═══ DATA SUPPLIED

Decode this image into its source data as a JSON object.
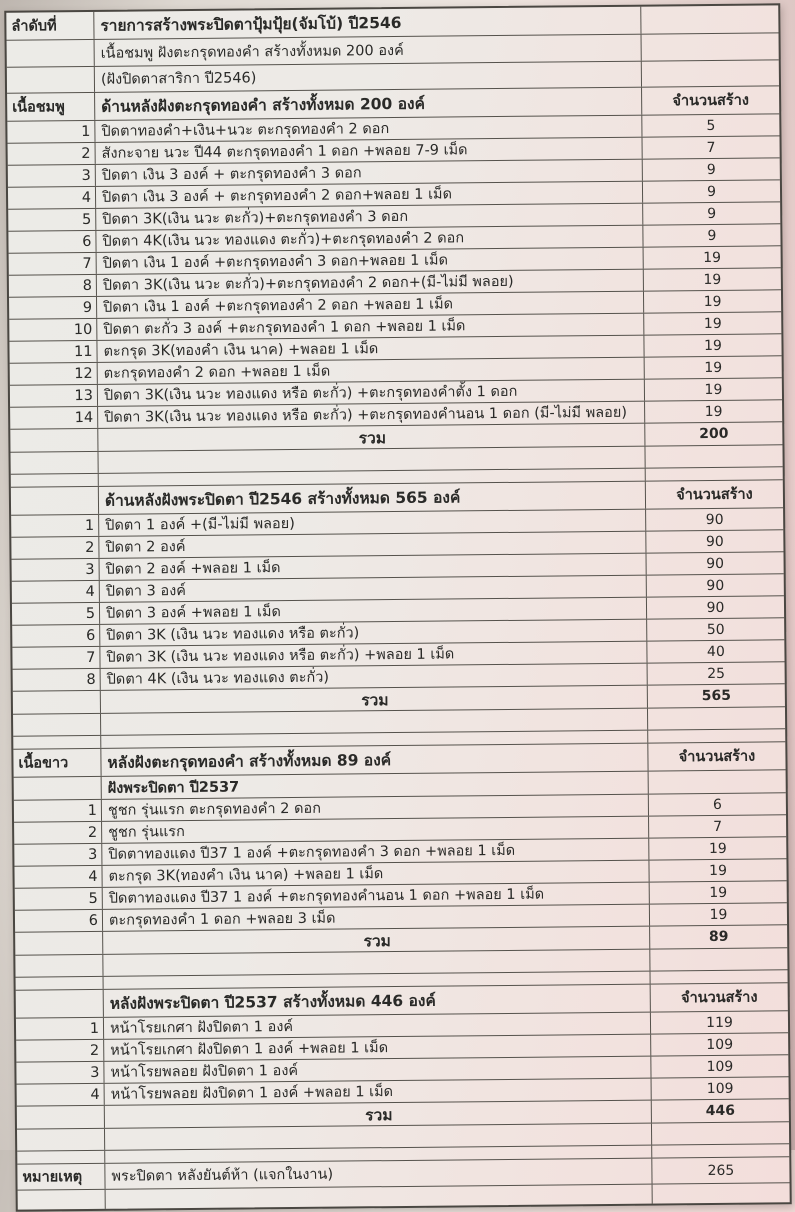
{
  "table": {
    "intro": {
      "col1": "ลำดับที่",
      "title": "รายการสร้างพระปิดตาปุ้มปุ้ย(จัมโบ้) ปี2546",
      "line2": "เนื้อชมพู ฝังตะกรุดทองคำ  สร้างทั้งหมด  200 องค์",
      "line3": "(ฝังปิดตาสาริกา ปี2546)"
    },
    "labels": {
      "count_header": "จำนวนสร้าง",
      "total": "รวม"
    },
    "sections": [
      {
        "material": "เนื้อชมพู",
        "header": "ด้านหลังฝังตะกรุดทองคำ สร้างทั้งหมด  200  องค์",
        "rows": [
          {
            "no": "1",
            "desc": "ปิดตาทองคำ+เงิน+นวะ  ตะกรุดทองคำ 2 ดอก",
            "qty": "5"
          },
          {
            "no": "2",
            "desc": "สังกะจาย นวะ ปี44 ตะกรุดทองคำ 1 ดอก +พลอย 7-9 เม็ด",
            "qty": "7"
          },
          {
            "no": "3",
            "desc": "ปิดตา เงิน 3 องค์ + ตะกรุดทองคำ 3 ดอก",
            "qty": "9"
          },
          {
            "no": "4",
            "desc": "ปิดตา เงิน 3 องค์ + ตะกรุดทองคำ 2 ดอก+พลอย 1 เม็ด",
            "qty": "9"
          },
          {
            "no": "5",
            "desc": "ปิดตา 3K(เงิน นวะ ตะกั่ว)+ตะกรุดทองคำ 3 ดอก",
            "qty": "9"
          },
          {
            "no": "6",
            "desc": "ปิดตา 4K(เงิน นวะ  ทองแดง ตะกั่ว)+ตะกรุดทองคำ 2 ดอก",
            "qty": "9"
          },
          {
            "no": "7",
            "desc": "ปิดตา เงิน 1 องค์ +ตะกรุดทองคำ 3 ดอก+พลอย 1 เม็ด",
            "qty": "19"
          },
          {
            "no": "8",
            "desc": "ปิดตา 3K(เงิน นวะ ตะกั่ว)+ตะกรุดทองคำ 2 ดอก+(มี-ไม่มี พลอย)",
            "qty": "19"
          },
          {
            "no": "9",
            "desc": "ปิดตา เงิน 1 องค์ +ตะกรุดทองคำ 2 ดอก +พลอย 1 เม็ด",
            "qty": "19"
          },
          {
            "no": "10",
            "desc": "ปิดตา ตะกั่ว 3 องค์ +ตะกรุดทองคำ 1 ดอก +พลอย 1 เม็ด",
            "qty": "19"
          },
          {
            "no": "11",
            "desc": "ตะกรุด 3K(ทองคำ เงิน นาค) +พลอย 1 เม็ด",
            "qty": "19"
          },
          {
            "no": "12",
            "desc": "ตะกรุดทองคำ 2 ดอก +พลอย 1 เม็ด",
            "qty": "19"
          },
          {
            "no": "13",
            "desc": "ปิดตา 3K(เงิน นวะ ทองแดง หรือ ตะกั่ว) +ตะกรุดทองคำตั้ง 1 ดอก",
            "qty": "19"
          },
          {
            "no": "14",
            "desc": "ปิดตา 3K(เงิน นวะ ทองแดง หรือ ตะกั่ว) +ตะกรุดทองคำนอน 1 ดอก (มี-ไม่มี พลอย)",
            "qty": "19"
          }
        ],
        "total": "200"
      },
      {
        "material": "",
        "header": "ด้านหลังฝังพระปิดตา ปี2546 สร้างทั้งหมด 565 องค์",
        "rows": [
          {
            "no": "1",
            "desc": "ปิดตา 1 องค์ +(มี-ไม่มี พลอย)",
            "qty": "90"
          },
          {
            "no": "2",
            "desc": "ปิดตา 2 องค์",
            "qty": "90"
          },
          {
            "no": "3",
            "desc": "ปิดตา 2 องค์ +พลอย 1 เม็ด",
            "qty": "90"
          },
          {
            "no": "4",
            "desc": "ปิดตา 3 องค์",
            "qty": "90"
          },
          {
            "no": "5",
            "desc": "ปิดตา 3 องค์ +พลอย 1 เม็ด",
            "qty": "90"
          },
          {
            "no": "6",
            "desc": "ปิดตา 3K (เงิน นวะ ทองแดง หรือ ตะกั่ว)",
            "qty": "50"
          },
          {
            "no": "7",
            "desc": "ปิดตา 3K (เงิน นวะ ทองแดง หรือ ตะกั่ว) +พลอย 1 เม็ด",
            "qty": "40"
          },
          {
            "no": "8",
            "desc": "ปิดตา 4K (เงิน นวะ ทองแดง ตะกั่ว)",
            "qty": "25"
          }
        ],
        "total": "565"
      },
      {
        "material": "เนื้อขาว",
        "header": "หลังฝังตะกรุดทองคำ สร้างทั้งหมด 89 องค์",
        "subheader": "ฝังพระปิดตา ปี2537",
        "rows": [
          {
            "no": "1",
            "desc": "ชูชก รุ่นแรก ตะกรุดทองคำ 2 ดอก",
            "qty": "6"
          },
          {
            "no": "2",
            "desc": "ชูชก รุ่นแรก",
            "qty": "7"
          },
          {
            "no": "3",
            "desc": "ปิดตาทองแดง ปี37 1 องค์ +ตะกรุดทองคำ 3 ดอก +พลอย 1 เม็ด",
            "qty": "19"
          },
          {
            "no": "4",
            "desc": "ตะกรุด 3K(ทองคำ เงิน นาค) +พลอย 1 เม็ด",
            "qty": "19"
          },
          {
            "no": "5",
            "desc": "ปิดตาทองแดง ปี37 1 องค์ +ตะกรุดทองคำนอน 1 ดอก +พลอย 1 เม็ด",
            "qty": "19"
          },
          {
            "no": "6",
            "desc": "ตะกรุดทองคำ 1 ดอก +พลอย 3 เม็ด",
            "qty": "19"
          }
        ],
        "total": "89"
      },
      {
        "material": "",
        "header": "หลังฝังพระปิดตา ปี2537  สร้างทั้งหมด 446 องค์",
        "rows": [
          {
            "no": "1",
            "desc": "หน้าโรยเกศา ฝังปิดตา 1 องค์",
            "qty": "119"
          },
          {
            "no": "2",
            "desc": "หน้าโรยเกศา ฝังปิดตา 1 องค์ +พลอย 1 เม็ด",
            "qty": "109"
          },
          {
            "no": "3",
            "desc": "หน้าโรยพลอย ฝังปิดตา 1 องค์",
            "qty": "109"
          },
          {
            "no": "4",
            "desc": "หน้าโรยพลอย ฝังปิดตา 1 องค์ +พลอย 1 เม็ด",
            "qty": "109"
          }
        ],
        "total": "446"
      }
    ],
    "note": {
      "label": "หมายเหตุ",
      "desc": "พระปิดตา หลังยันต์ห้า (แจกในงาน)",
      "qty": "265"
    }
  }
}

══════

TASK DESCRIPTION »
Repeat every record above exactly, but leave out any pictures.

FINAL ANSWER »
Decode this image into its source data as a JSON object.
{
  "table": {
    "intro": {
      "col1": "ลำดับที่",
      "title": "รายการสร้างพระปิดตาปุ้มปุ้ย(จัมโบ้) ปี2546",
      "line2": "เนื้อชมพู ฝังตะกรุดทองคำ  สร้างทั้งหมด  200 องค์",
      "line3": "(ฝังปิดตาสาริกา ปี2546)"
    },
    "labels": {
      "count_header": "จำนวนสร้าง",
      "total": "รวม"
    },
    "sections": [
      {
        "material": "เนื้อชมพู",
        "header": "ด้านหลังฝังตะกรุดทองคำ สร้างทั้งหมด  200  องค์",
        "rows": [
          {
            "no": "1",
            "desc": "ปิดตาทองคำ+เงิน+นวะ  ตะกรุดทองคำ 2 ดอก",
            "qty": "5"
          },
          {
            "no": "2",
            "desc": "สังกะจาย นวะ ปี44 ตะกรุดทองคำ 1 ดอก +พลอย 7-9 เม็ด",
            "qty": "7"
          },
          {
            "no": "3",
            "desc": "ปิดตา เงิน 3 องค์ + ตะกรุดทองคำ 3 ดอก",
            "qty": "9"
          },
          {
            "no": "4",
            "desc": "ปิดตา เงิน 3 องค์ + ตะกรุดทองคำ 2 ดอก+พลอย 1 เม็ด",
            "qty": "9"
          },
          {
            "no": "5",
            "desc": "ปิดตา 3K(เงิน นวะ ตะกั่ว)+ตะกรุดทองคำ 3 ดอก",
            "qty": "9"
          },
          {
            "no": "6",
            "desc": "ปิดตา 4K(เงิน นวะ  ทองแดง ตะกั่ว)+ตะกรุดทองคำ 2 ดอก",
            "qty": "9"
          },
          {
            "no": "7",
            "desc": "ปิดตา เงิน 1 องค์ +ตะกรุดทองคำ 3 ดอก+พลอย 1 เม็ด",
            "qty": "19"
          },
          {
            "no": "8",
            "desc": "ปิดตา 3K(เงิน นวะ ตะกั่ว)+ตะกรุดทองคำ 2 ดอก+(มี-ไม่มี พลอย)",
            "qty": "19"
          },
          {
            "no": "9",
            "desc": "ปิดตา เงิน 1 องค์ +ตะกรุดทองคำ 2 ดอก +พลอย 1 เม็ด",
            "qty": "19"
          },
          {
            "no": "10",
            "desc": "ปิดตา ตะกั่ว 3 องค์ +ตะกรุดทองคำ 1 ดอก +พลอย 1 เม็ด",
            "qty": "19"
          },
          {
            "no": "11",
            "desc": "ตะกรุด 3K(ทองคำ เงิน นาค) +พลอย 1 เม็ด",
            "qty": "19"
          },
          {
            "no": "12",
            "desc": "ตะกรุดทองคำ 2 ดอก +พลอย 1 เม็ด",
            "qty": "19"
          },
          {
            "no": "13",
            "desc": "ปิดตา 3K(เงิน นวะ ทองแดง หรือ ตะกั่ว) +ตะกรุดทองคำตั้ง 1 ดอก",
            "qty": "19"
          },
          {
            "no": "14",
            "desc": "ปิดตา 3K(เงิน นวะ ทองแดง หรือ ตะกั่ว) +ตะกรุดทองคำนอน 1 ดอก (มี-ไม่มี พลอย)",
            "qty": "19"
          }
        ],
        "total": "200"
      },
      {
        "material": "",
        "header": "ด้านหลังฝังพระปิดตา ปี2546 สร้างทั้งหมด 565 องค์",
        "rows": [
          {
            "no": "1",
            "desc": "ปิดตา 1 องค์ +(มี-ไม่มี พลอย)",
            "qty": "90"
          },
          {
            "no": "2",
            "desc": "ปิดตา 2 องค์",
            "qty": "90"
          },
          {
            "no": "3",
            "desc": "ปิดตา 2 องค์ +พลอย 1 เม็ด",
            "qty": "90"
          },
          {
            "no": "4",
            "desc": "ปิดตา 3 องค์",
            "qty": "90"
          },
          {
            "no": "5",
            "desc": "ปิดตา 3 องค์ +พลอย 1 เม็ด",
            "qty": "90"
          },
          {
            "no": "6",
            "desc": "ปิดตา 3K (เงิน นวะ ทองแดง หรือ ตะกั่ว)",
            "qty": "50"
          },
          {
            "no": "7",
            "desc": "ปิดตา 3K (เงิน นวะ ทองแดง หรือ ตะกั่ว) +พลอย 1 เม็ด",
            "qty": "40"
          },
          {
            "no": "8",
            "desc": "ปิดตา 4K (เงิน นวะ ทองแดง ตะกั่ว)",
            "qty": "25"
          }
        ],
        "total": "565"
      },
      {
        "material": "เนื้อขาว",
        "header": "หลังฝังตะกรุดทองคำ สร้างทั้งหมด 89 องค์",
        "subheader": "ฝังพระปิดตา ปี2537",
        "rows": [
          {
            "no": "1",
            "desc": "ชูชก รุ่นแรก ตะกรุดทองคำ 2 ดอก",
            "qty": "6"
          },
          {
            "no": "2",
            "desc": "ชูชก รุ่นแรก",
            "qty": "7"
          },
          {
            "no": "3",
            "desc": "ปิดตาทองแดง ปี37 1 องค์ +ตะกรุดทองคำ 3 ดอก +พลอย 1 เม็ด",
            "qty": "19"
          },
          {
            "no": "4",
            "desc": "ตะกรุด 3K(ทองคำ เงิน นาค) +พลอย 1 เม็ด",
            "qty": "19"
          },
          {
            "no": "5",
            "desc": "ปิดตาทองแดง ปี37 1 องค์ +ตะกรุดทองคำนอน 1 ดอก +พลอย 1 เม็ด",
            "qty": "19"
          },
          {
            "no": "6",
            "desc": "ตะกรุดทองคำ 1 ดอก +พลอย 3 เม็ด",
            "qty": "19"
          }
        ],
        "total": "89"
      },
      {
        "material": "",
        "header": "หลังฝังพระปิดตา ปี2537  สร้างทั้งหมด 446 องค์",
        "rows": [
          {
            "no": "1",
            "desc": "หน้าโรยเกศา ฝังปิดตา 1 องค์",
            "qty": "119"
          },
          {
            "no": "2",
            "desc": "หน้าโรยเกศา ฝังปิดตา 1 องค์ +พลอย 1 เม็ด",
            "qty": "109"
          },
          {
            "no": "3",
            "desc": "หน้าโรยพลอย ฝังปิดตา 1 องค์",
            "qty": "109"
          },
          {
            "no": "4",
            "desc": "หน้าโรยพลอย ฝังปิดตา 1 องค์ +พลอย 1 เม็ด",
            "qty": "109"
          }
        ],
        "total": "446"
      }
    ],
    "note": {
      "label": "หมายเหตุ",
      "desc": "พระปิดตา หลังยันต์ห้า (แจกในงาน)",
      "qty": "265"
    }
  }
}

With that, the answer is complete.